Request => Only lines with the word "Suomeen" are needed; collect each of them from the listing below.

Recorded data =>
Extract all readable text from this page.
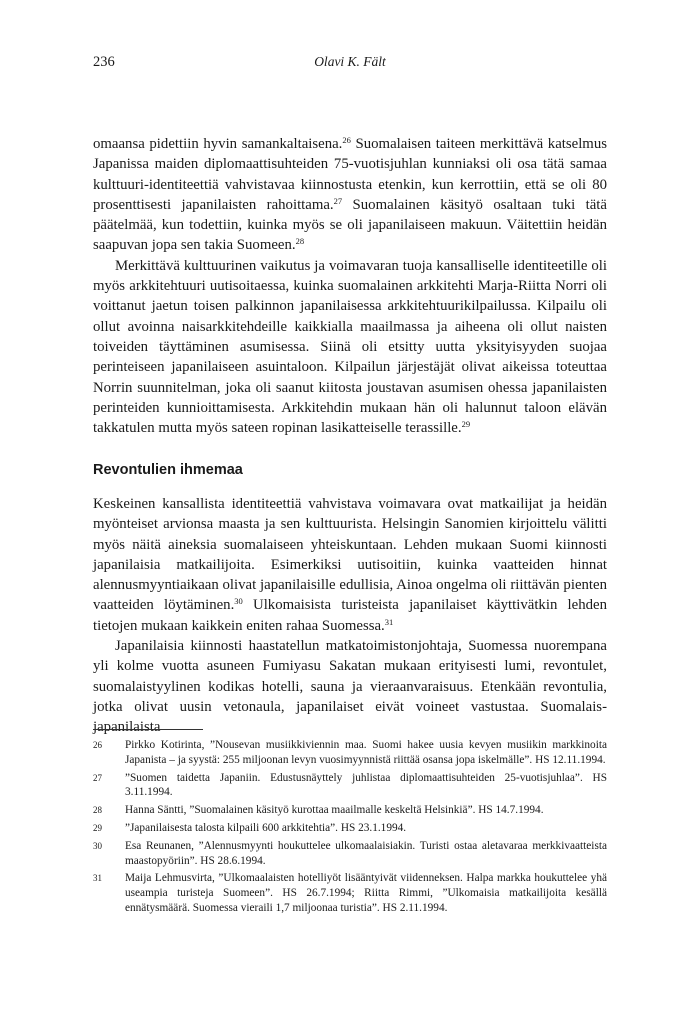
236	Olavi K. Fält

omaansa pidettiin hyvin samankaltaisena.$^{26}$ Suomalaisen taiteen merkittävä katselmus Japanissa maiden diplomaattisuhteiden 75-vuotisjuhlan kunniaksi oli osa tätä samaa kulttuuri-identiteettiä vahvistavaa kiinnostusta etenkin, kun kerrottiin, että se oli 80 prosenttisesti japanilaisten rahoittama.$^{27}$ Suomalainen käsityö osaltaan tuki tätä päätelmää, kun todettiin, kuinka myös se oli japanilaiseen makuun. Väitettiin heidän saapuvan jopa sen takia Suomeen.$^{28}$

Merkittävä kulttuurinen vaikutus ja voimavaran tuoja kansalliselle identiteetille oli myös arkkitehtuuri uutisoitaessa, kuinka suomalainen arkkitehti Marja-Riitta Norri oli voittanut jaetun toisen palkinnon japanilaisessa arkkitehtuurikilpailussa. Kilpailu oli ollut avoinna naisarkkitehdeille kaikkialla maailmassa ja aiheena oli ollut naisten toiveiden täyttäminen asumisessa. Siinä oli etsitty uutta yksityisyyden suojaa perinteiseen japanilaiseen asuintaloon. Kilpailun järjestäjät olivat aikeissa toteuttaa Norrin suunnitelman, joka oli saanut kiitosta joustavan asumisen ohessa japanilaisten perinteiden kunnioittamisesta. Arkkitehdin mukaan hän oli halunnut taloon elävän takkatulen mutta myös sateen ropinan lasikatteiselle terassille.$^{29}$

Revontulien ihmemaa

Keskeinen kansallista identiteettiä vahvistava voimavara ovat matkailijat ja heidän myönteiset arvionsa maasta ja sen kulttuurista. Helsingin Sanomien kirjoittelu välitti myös näitä aineksia suomalaiseen yhteiskuntaan. Lehden mukaan Suomi kiinnosti japanilaisia matkailijoita. Esimerkiksi uutisoitiin, kuinka vaatteiden hinnat alennusmyyntiaikaan olivat japanilaisille edullisia, Ainoa ongelma oli riittävän pienten vaatteiden löytäminen.$^{30}$ Ulkomaisista turisteista japanilaiset käyttivätkin lehden tietojen mukaan kaikkein eniten rahaa Suomessa.$^{31}$

Japanilaisia kiinnosti haastatellun matkatoimistonjohtaja, Suomessa nuorempana yli kolme vuotta asuneen Fumiyasu Sakatan mukaan erityisesti lumi, revontulet, suomalaistyylinen kodikas hotelli, sauna ja vieraanvaraisuus. Etenkään revontulia, jotka olivat uusin vetonaula, japanilaiset eivät voineet vastustaa. Suomalais-japanilaista

26	Pirkko Kotirinta, ”Nousevan musiikkiviennin maa. Suomi hakee uusia kevyen musiikin markkinoita Japanista – ja syystä: 255 miljoonan levyn vuosimyynnistä riittää osansa jopa iskelmälle”. HS 12.11.1994.
27	”Suomen taidetta Japaniin. Edustusnäyttely juhlistaa diplomaattisuhteiden 25-vuotisjuhlaa”. HS 3.11.1994.
28	Hanna Säntti, ”Suomalainen käsityö kurottaa maailmalle keskeltä Helsinkiä”. HS 14.7.1994.
29	”Japanilaisesta talosta kilpaili 600 arkkitehtia”. HS 23.1.1994.
30	Esa Reunanen, ”Alennusmyynti houkuttelee ulkomaalaisiakin. Turisti ostaa aletavaraa merkkivaatteista maastopyöriin”. HS 28.6.1994.
31	Maija Lehmusvirta, ”Ulkomaalaisten hotelliyöt lisääntyivät viidenneksen. Halpa markka houkuttelee yhä useampia turisteja Suomeen”. HS 26.7.1994; Riitta Rimmi, ”Ulkomaisia matkailijoita kesällä ennätysmäärä. Suomessa vieraili 1,7 miljoonaa turistia”. HS 2.11.1994.
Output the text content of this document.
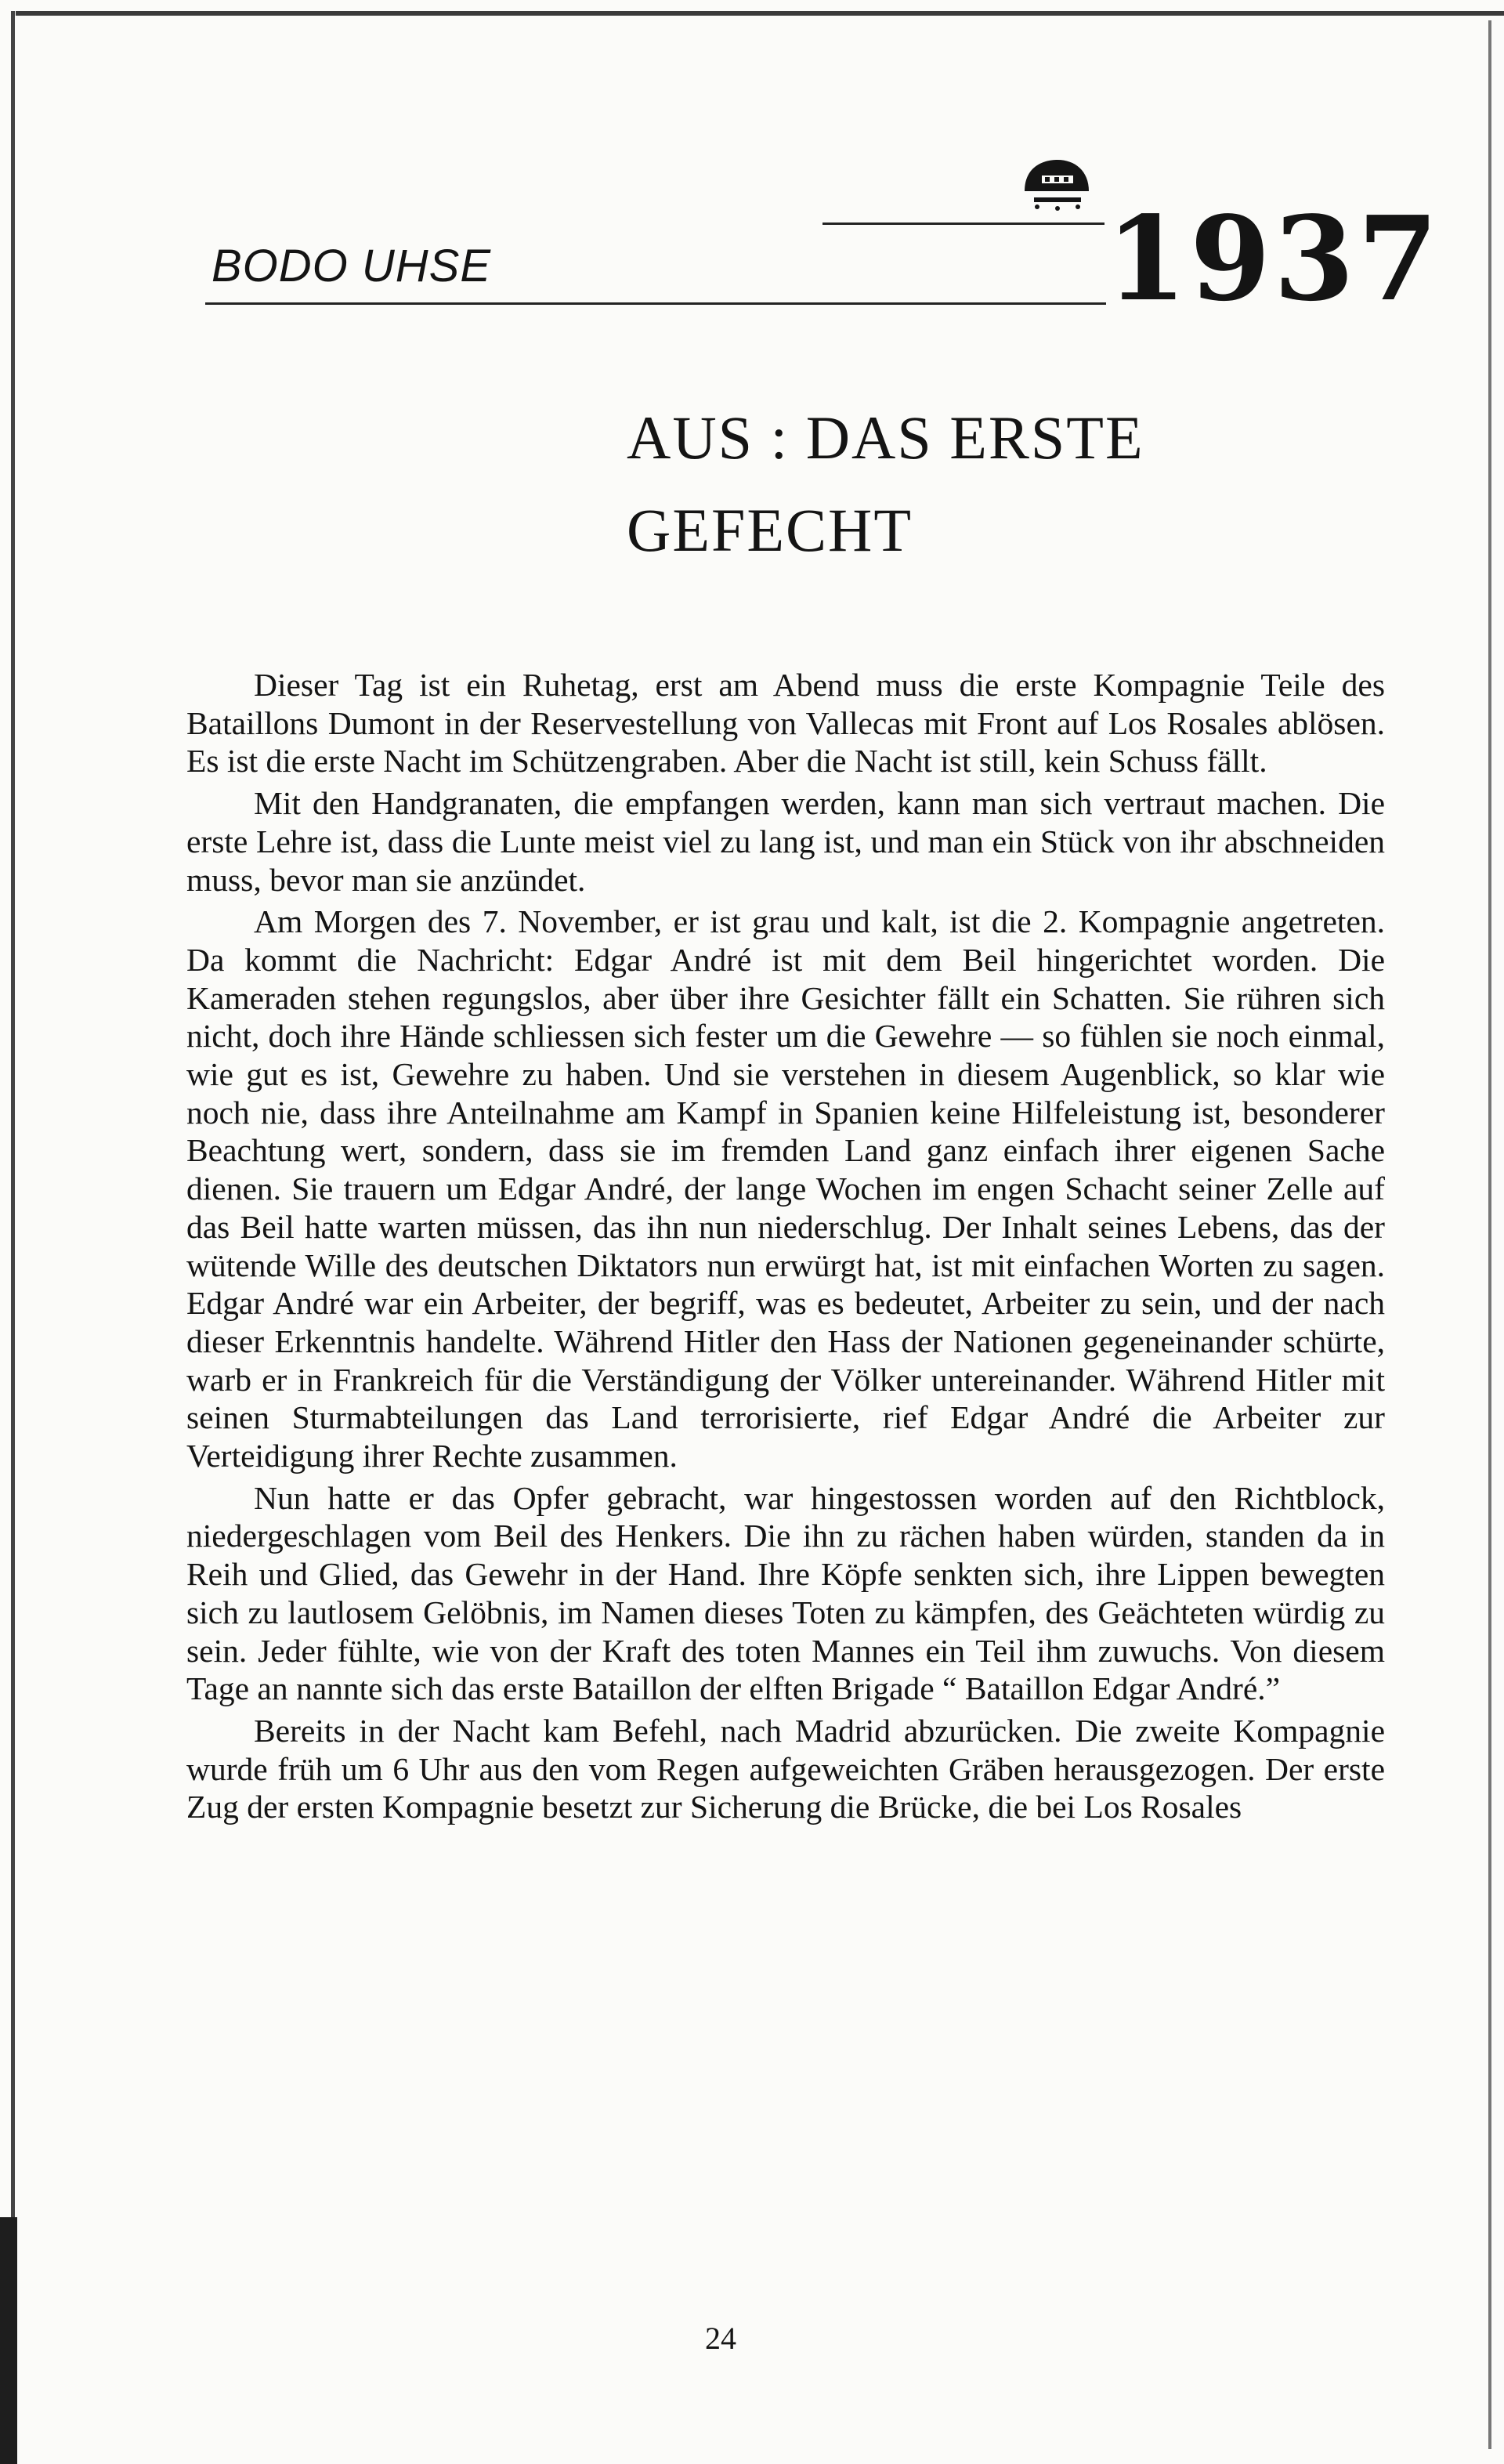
BODO UHSE	1937
AUS : DAS ERSTE
GEFECHT

Dieser Tag ist ein Ruhetag, erst am Abend muss die erste Kompagnie Teile des Bataillons Dumont in der Reservestellung von Vallecas mit Front auf Los Rosales ablösen. Es ist die erste Nacht im Schützengraben. Aber die Nacht ist still, kein Schuss fällt.

Mit den Handgranaten, die empfangen werden, kann man sich vertraut machen. Die erste Lehre ist, dass die Lunte meist viel zu lang ist, und man ein Stück von ihr abschneiden muss, bevor man sie anzündet.

Am Morgen des 7. November, er ist grau und kalt, ist die 2. Kompagnie angetreten. Da kommt die Nachricht: Edgar André ist mit dem Beil hingerichtet worden. Die Kameraden stehen regungslos, aber über ihre Gesichter fällt ein Schatten. Sie rühren sich nicht, doch ihre Hände schliessen sich fester um die Gewehre — so fühlen sie noch einmal, wie gut es ist, Gewehre zu haben. Und sie verstehen in diesem Augenblick, so klar wie noch nie, dass ihre Anteilnahme am Kampf in Spanien keine Hilfeleistung ist, besonderer Beachtung wert, sondern, dass sie im fremden Land ganz einfach ihrer eigenen Sache dienen. Sie trauern um Edgar André, der lange Wochen im engen Schacht seiner Zelle auf das Beil hatte warten müssen, das ihn nun niederschlug. Der Inhalt seines Lebens, das der wütende Wille des deutschen Diktators nun erwürgt hat, ist mit einfachen Worten zu sagen. Edgar André war ein Arbeiter, der begriff, was es bedeutet, Arbeiter zu sein, und der nach dieser Erkenntnis handelte. Während Hitler den Hass der Nationen gegeneinander schürte, warb er in Frankreich für die Verständigung der Völker untereinander. Während Hitler mit seinen Sturmabteilungen das Land terrorisierte, rief Edgar André die Arbeiter zur Verteidigung ihrer Rechte zusammen.

Nun hatte er das Opfer gebracht, war hingestossen worden auf den Richtblock, niedergeschlagen vom Beil des Henkers. Die ihn zu rächen haben würden, standen da in Reih und Glied, das Gewehr in der Hand. Ihre Köpfe senkten sich, ihre Lippen bewegten sich zu lautlosem Gelöbnis, im Namen dieses Toten zu kämpfen, des Geächteten würdig zu sein. Jeder fühlte, wie von der Kraft des toten Mannes ein Teil ihm zuwuchs. Von diesem Tage an nannte sich das erste Bataillon der elften Brigade “ Bataillon Edgar André.”

Bereits in der Nacht kam Befehl, nach Madrid abzurücken. Die zweite Kompagnie wurde früh um 6 Uhr aus den vom Regen aufgeweichten Gräben herausgezogen. Der erste Zug der ersten Kompagnie besetzt zur Sicherung die Brücke, die bei Los Rosales

24
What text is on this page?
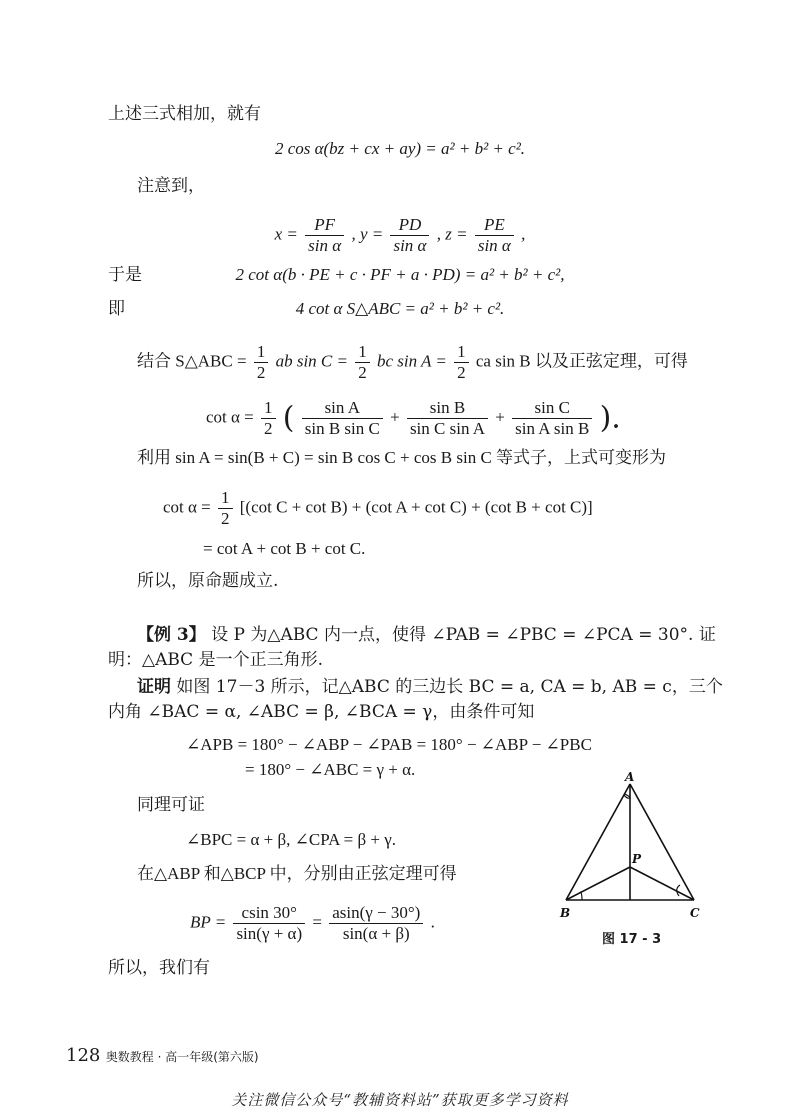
上述三式相加，就有
2 cos α(bz + cx + ay) = a² + b² + c².
注意到，
$x = \frac{PF}{\text{sin α}}$ , $y = \frac{PD}{\text{sin α}}$ , $z = \frac{PE}{\text{sin α}}$ ,
于是	2 cot α(b · PE + c · PF + a · PD) = a² + b² + c²,
即	4 cot α S△ABC = a² + b² + c².
结合 S△ABC = $\frac{1}{2}$ ab $\sin C = \frac{1}{2}$ bc $\sin A = \frac{1}{2}$ ca sin B 以及正弦定理，可得
$\cot \alpha = \frac{1}{2}$ ( $\frac{\text{sin A}}{\text{sin B sin C}} + \frac{\text{sin B}}{\text{sin C sin A}} + \frac{\text{sin C}}{\text{sin A sin B}}$ ).
利用 sin A = sin(B + C) = sin B cos C + cos B sin C 等式子，上式可变形为
$\cot \alpha = \frac{1}{2} [(\cot$ C + cot B) + (cot A + cot C) + (cot B + cot C)]
= cot A + cot B + cot C.
所以，原命题成立.
【例 3】 设 P 为△ABC 内一点，使得 ∠PAB = ∠PBC = ∠PCA = 30°. 证
明：△ABC 是一个正三角形.
证明 如图 17－3 所示，记△ABC 的三边长 BC = a, CA = b, AB = c，三个
内角 ∠BAC = α, ∠ABC = β, ∠BCA = γ，由条件可知
∠APB = 180° − ∠ABP − ∠PAB = 180° − ∠ABP − ∠PBC
= 180° − ∠ABC = γ + α.
同理可证
∠BPC = α + β, ∠CPA = β + γ.
在△ABP 和△BCP 中，分别由正弦定理可得
BP = $\frac{csin 30^\circ}{\sin(\gamma + \alpha)} = \frac{asin(\gamma - 30^\circ)}{\sin(\alpha + \beta)}$ .
所以，我们有
A
B	C
P
图 17 - 3
128 奥数教程 · 高一年级(第六版)
关注微信公众号“教辅资料站”获取更多学习资料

Task answer =>
omaansa pidettiin hyvin samankaltaisena.$^{26}$ Suomalaisen taiteen merkittävä katselmus Japanissa maiden diplomaattisuhteiden 75-vuotisjuhlan kunniaksi oli osa tätä samaa kulttuuri-identiteettiä vahvistavaa kiinnostusta etenkin, kun kerrottiin, että se oli 80 prosenttisesti japanilaisten rahoittama.$^{27}$ Suomalainen käsityö osaltaan tuki tätä päätelmää, kun todettiin, kuinka myös se oli japanilaiseen makuun. Väitettiin heidän saapuvan jopa sen takia Suomeen.$^{28}$
31	Maija Lehmusvirta, ”Ulkomaalaisten hotelliyöt lisääntyivät viidenneksen. Halpa markka houkuttelee yhä useampia turisteja Suomeen”. HS 26.7.1994; Riitta Rimmi, ”Ulkomaisia matkailijoita kesällä ennätysmäärä. Suomessa vieraili 1,7 miljoonaa turistia”. HS 2.11.1994.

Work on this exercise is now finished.